CHALLENGE:
Identify and copy all lines of the material where the string "Κομοτηνή" is found.
▬▬▬▬▬▬▬▬▬▬
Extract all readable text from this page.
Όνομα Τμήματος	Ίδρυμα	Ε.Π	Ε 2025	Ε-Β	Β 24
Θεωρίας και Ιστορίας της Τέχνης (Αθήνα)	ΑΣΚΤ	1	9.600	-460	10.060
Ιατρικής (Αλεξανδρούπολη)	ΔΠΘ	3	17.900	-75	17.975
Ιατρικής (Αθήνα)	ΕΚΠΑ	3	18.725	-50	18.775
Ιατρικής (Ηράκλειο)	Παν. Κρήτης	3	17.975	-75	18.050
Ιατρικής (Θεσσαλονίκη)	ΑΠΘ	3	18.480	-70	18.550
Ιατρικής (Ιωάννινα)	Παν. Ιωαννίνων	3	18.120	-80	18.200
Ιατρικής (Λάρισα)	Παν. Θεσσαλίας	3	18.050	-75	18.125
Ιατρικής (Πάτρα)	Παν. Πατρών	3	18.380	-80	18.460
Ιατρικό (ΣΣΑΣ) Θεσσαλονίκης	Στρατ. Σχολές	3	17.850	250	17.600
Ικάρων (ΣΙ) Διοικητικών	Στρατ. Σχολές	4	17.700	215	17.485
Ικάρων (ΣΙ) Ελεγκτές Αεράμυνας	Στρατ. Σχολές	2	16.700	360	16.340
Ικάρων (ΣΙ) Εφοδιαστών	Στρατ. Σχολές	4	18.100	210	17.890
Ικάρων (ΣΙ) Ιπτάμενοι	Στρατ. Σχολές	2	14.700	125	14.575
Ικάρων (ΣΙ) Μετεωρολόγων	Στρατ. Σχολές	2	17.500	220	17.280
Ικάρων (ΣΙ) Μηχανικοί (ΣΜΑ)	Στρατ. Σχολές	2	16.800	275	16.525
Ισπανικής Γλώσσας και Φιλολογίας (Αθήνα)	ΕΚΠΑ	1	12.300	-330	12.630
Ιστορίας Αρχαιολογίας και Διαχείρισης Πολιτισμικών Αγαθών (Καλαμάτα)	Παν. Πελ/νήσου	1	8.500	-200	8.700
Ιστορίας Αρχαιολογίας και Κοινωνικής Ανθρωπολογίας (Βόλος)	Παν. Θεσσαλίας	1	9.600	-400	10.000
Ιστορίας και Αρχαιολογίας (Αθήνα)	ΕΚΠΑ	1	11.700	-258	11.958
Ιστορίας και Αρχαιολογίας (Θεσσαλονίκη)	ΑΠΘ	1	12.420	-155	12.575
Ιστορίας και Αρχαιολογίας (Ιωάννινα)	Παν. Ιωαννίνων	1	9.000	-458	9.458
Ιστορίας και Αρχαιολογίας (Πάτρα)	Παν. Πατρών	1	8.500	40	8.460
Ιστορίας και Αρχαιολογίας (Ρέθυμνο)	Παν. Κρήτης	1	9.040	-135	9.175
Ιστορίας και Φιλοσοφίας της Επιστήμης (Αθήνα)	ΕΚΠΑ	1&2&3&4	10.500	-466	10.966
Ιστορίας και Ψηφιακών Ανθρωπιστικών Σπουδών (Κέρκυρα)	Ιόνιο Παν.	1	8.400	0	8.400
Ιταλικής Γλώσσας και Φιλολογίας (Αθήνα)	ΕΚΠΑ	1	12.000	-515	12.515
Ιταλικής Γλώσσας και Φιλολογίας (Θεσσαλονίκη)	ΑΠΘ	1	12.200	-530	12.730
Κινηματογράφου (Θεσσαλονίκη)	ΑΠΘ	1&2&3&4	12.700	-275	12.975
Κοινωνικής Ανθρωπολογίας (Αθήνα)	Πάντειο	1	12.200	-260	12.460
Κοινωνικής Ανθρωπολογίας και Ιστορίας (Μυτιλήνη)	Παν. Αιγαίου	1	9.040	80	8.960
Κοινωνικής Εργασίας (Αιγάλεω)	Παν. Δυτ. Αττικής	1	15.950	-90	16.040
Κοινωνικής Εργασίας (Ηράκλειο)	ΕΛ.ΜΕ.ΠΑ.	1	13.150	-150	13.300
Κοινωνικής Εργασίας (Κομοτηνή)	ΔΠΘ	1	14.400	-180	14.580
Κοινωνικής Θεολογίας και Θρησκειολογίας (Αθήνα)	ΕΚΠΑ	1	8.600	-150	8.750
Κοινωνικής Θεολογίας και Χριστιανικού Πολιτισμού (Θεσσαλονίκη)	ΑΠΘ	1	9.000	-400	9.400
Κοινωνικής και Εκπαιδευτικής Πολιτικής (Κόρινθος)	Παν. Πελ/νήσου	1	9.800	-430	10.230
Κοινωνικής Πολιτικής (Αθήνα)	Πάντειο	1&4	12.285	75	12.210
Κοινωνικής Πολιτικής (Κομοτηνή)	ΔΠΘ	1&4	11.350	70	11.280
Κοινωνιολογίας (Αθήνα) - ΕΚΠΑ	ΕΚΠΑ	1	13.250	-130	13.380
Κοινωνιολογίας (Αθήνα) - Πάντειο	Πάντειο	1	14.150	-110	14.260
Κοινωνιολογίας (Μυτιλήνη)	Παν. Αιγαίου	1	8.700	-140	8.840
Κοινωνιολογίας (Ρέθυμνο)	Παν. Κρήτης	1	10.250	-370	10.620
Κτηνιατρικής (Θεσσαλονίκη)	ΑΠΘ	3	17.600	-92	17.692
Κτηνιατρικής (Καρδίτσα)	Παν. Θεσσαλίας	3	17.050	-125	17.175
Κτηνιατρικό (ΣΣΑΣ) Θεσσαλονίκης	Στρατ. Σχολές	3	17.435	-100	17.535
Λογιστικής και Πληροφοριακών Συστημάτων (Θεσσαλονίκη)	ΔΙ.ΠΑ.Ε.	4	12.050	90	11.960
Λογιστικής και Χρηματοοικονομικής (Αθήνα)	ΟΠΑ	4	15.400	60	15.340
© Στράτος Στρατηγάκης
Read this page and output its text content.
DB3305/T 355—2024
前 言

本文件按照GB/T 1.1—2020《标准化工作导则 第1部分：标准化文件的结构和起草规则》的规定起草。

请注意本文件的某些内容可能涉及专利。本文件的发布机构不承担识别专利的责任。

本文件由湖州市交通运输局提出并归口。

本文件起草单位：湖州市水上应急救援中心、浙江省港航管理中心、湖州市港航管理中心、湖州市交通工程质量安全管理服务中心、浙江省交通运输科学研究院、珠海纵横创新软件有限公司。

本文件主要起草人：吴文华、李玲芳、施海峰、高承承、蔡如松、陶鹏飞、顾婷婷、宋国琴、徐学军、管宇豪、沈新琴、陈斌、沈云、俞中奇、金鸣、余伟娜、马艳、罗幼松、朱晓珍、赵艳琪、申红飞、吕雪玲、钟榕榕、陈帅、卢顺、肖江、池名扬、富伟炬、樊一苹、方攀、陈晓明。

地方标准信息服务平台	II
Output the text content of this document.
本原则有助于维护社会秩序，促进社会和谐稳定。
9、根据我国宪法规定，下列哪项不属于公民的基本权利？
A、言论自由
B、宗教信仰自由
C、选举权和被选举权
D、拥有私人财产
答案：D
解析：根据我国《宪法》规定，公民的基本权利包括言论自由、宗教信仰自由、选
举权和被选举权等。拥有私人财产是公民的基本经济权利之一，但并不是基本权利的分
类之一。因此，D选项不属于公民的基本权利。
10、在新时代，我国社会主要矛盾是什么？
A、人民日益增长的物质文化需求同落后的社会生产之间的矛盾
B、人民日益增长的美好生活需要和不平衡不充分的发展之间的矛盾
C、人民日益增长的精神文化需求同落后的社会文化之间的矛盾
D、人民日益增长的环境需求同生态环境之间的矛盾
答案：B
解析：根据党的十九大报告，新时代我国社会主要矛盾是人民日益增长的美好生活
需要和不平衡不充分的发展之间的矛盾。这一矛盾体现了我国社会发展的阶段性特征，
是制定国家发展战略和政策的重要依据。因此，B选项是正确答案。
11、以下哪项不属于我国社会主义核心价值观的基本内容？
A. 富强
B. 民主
▬▬▬▬▬▬▬▬▬▬
EXERCISE RESULT:
Κοινωνικής Εργασίας (Κομοτηνή)	ΔΠΘ	1	14.400	-180	14.580
Κοινωνικής Πολιτικής (Κομοτηνή)	ΔΠΘ	1&4	11.350	70	11.280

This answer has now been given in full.